Record extracts

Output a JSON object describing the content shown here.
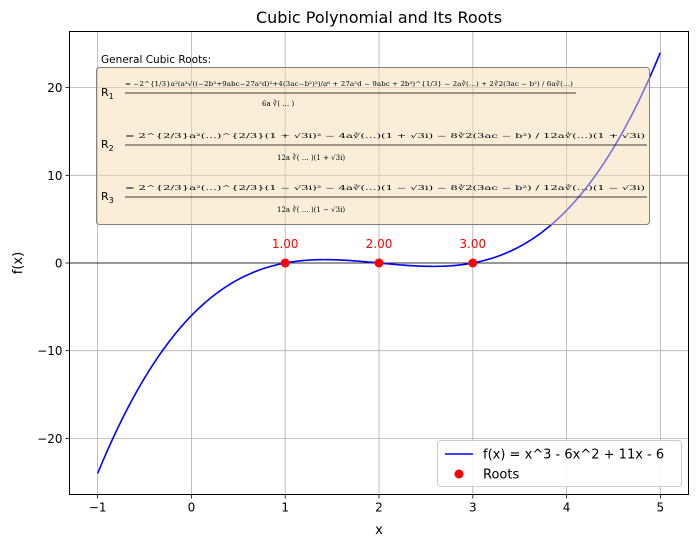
{
  "chart_data": {
    "type": "line",
    "title": "Cubic Polynomial and Its Roots",
    "xlabel": "x",
    "ylabel": "f(x)",
    "xlim": [
      -1.3,
      5.3
    ],
    "ylim": [
      -26.4,
      26.4
    ],
    "x_ticks": [
      -1,
      0,
      1,
      2,
      3,
      4,
      5
    ],
    "y_ticks": [
      -20,
      -10,
      0,
      10,
      20
    ],
    "x_tick_labels": [
      "−1",
      "0",
      "1",
      "2",
      "3",
      "4",
      "5"
    ],
    "y_tick_labels": [
      "−20",
      "−10",
      "0",
      "10",
      "20"
    ],
    "grid": true,
    "legend_position": "lower right",
    "series": [
      {
        "name": "f(x) = x^3 - 6x^2 + 11x - 6",
        "type": "line",
        "color": "#0000ff",
        "x": [
          -1,
          -0.5,
          0,
          0.5,
          1,
          1.5,
          2,
          2.5,
          3,
          3.5,
          4,
          4.5,
          5
        ],
        "y": [
          -24,
          -13.125,
          -6,
          -1.875,
          0,
          0.375,
          0,
          -0.375,
          0,
          1.875,
          6,
          13.125,
          24
        ]
      },
      {
        "name": "Roots",
        "type": "scatter",
        "color": "#ff0000",
        "x": [
          1,
          2,
          3
        ],
        "y": [
          0,
          0,
          0
        ],
        "labels": [
          "1.00",
          "2.00",
          "3.00"
        ]
      }
    ],
    "annotation": {
      "heading": "General Cubic Roots:",
      "roots": [
        {
          "label": "R",
          "sub": "1",
          "formula": "= −2^{1/3}a²(a³√((−2b³+9abc−27a²d)²+4(3ac−b²)³)/a⁶ + 27a²d − 9abc + 2b³)^{1/3} − 2a∛(…) + 2∛2(3ac − b²) / 6a∛(…)"
        },
        {
          "label": "R",
          "sub": "2",
          "formula": "= 2^{2/3}a²(…)^{2/3}(1 + √3i)² − 4a∛(…)(1 + √3i) − 8∛2(3ac − b²) / 12a∛(…)(1 + √3i)"
        },
        {
          "label": "R",
          "sub": "3",
          "formula": "= 2^{2/3}a²(…)^{2/3}(1 − √3i)² − 4a∛(…)(1 − √3i) − 8∛2(3ac − b²) / 12a∛(…)(1 − √3i)"
        }
      ]
    }
  }
}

What the exercise asks
Repeat the material above verbatim. Leave the pictures behind.

Exercise output
Output a JSON object describing the content shown here.
{
  "chart_data": {
    "type": "line",
    "title": "Cubic Polynomial and Its Roots",
    "xlabel": "x",
    "ylabel": "f(x)",
    "xlim": [
      -1.3,
      5.3
    ],
    "ylim": [
      -26.4,
      26.4
    ],
    "x_ticks": [
      -1,
      0,
      1,
      2,
      3,
      4,
      5
    ],
    "y_ticks": [
      -20,
      -10,
      0,
      10,
      20
    ],
    "x_tick_labels": [
      "−1",
      "0",
      "1",
      "2",
      "3",
      "4",
      "5"
    ],
    "y_tick_labels": [
      "−20",
      "−10",
      "0",
      "10",
      "20"
    ],
    "grid": true,
    "legend_position": "lower right",
    "series": [
      {
        "name": "f(x) = x^3 - 6x^2 + 11x - 6",
        "type": "line",
        "color": "#0000ff",
        "x": [
          -1,
          -0.5,
          0,
          0.5,
          1,
          1.5,
          2,
          2.5,
          3,
          3.5,
          4,
          4.5,
          5
        ],
        "y": [
          -24,
          -13.125,
          -6,
          -1.875,
          0,
          0.375,
          0,
          -0.375,
          0,
          1.875,
          6,
          13.125,
          24
        ]
      },
      {
        "name": "Roots",
        "type": "scatter",
        "color": "#ff0000",
        "x": [
          1,
          2,
          3
        ],
        "y": [
          0,
          0,
          0
        ],
        "labels": [
          "1.00",
          "2.00",
          "3.00"
        ]
      }
    ],
    "annotation": {
      "heading": "General Cubic Roots:",
      "roots": [
        {
          "label": "R",
          "sub": "1",
          "formula": "= −2^{1/3}a²(a³√((−2b³+9abc−27a²d)²+4(3ac−b²)³)/a⁶ + 27a²d − 9abc + 2b³)^{1/3} − 2a∛(…) + 2∛2(3ac − b²) / 6a∛(…)"
        },
        {
          "label": "R",
          "sub": "2",
          "formula": "= 2^{2/3}a²(…)^{2/3}(1 + √3i)² − 4a∛(…)(1 + √3i) − 8∛2(3ac − b²) / 12a∛(…)(1 + √3i)"
        },
        {
          "label": "R",
          "sub": "3",
          "formula": "= 2^{2/3}a²(…)^{2/3}(1 − √3i)² − 4a∛(…)(1 − √3i) − 8∛2(3ac − b²) / 12a∛(…)(1 − √3i)"
        }
      ]
    }
  }
}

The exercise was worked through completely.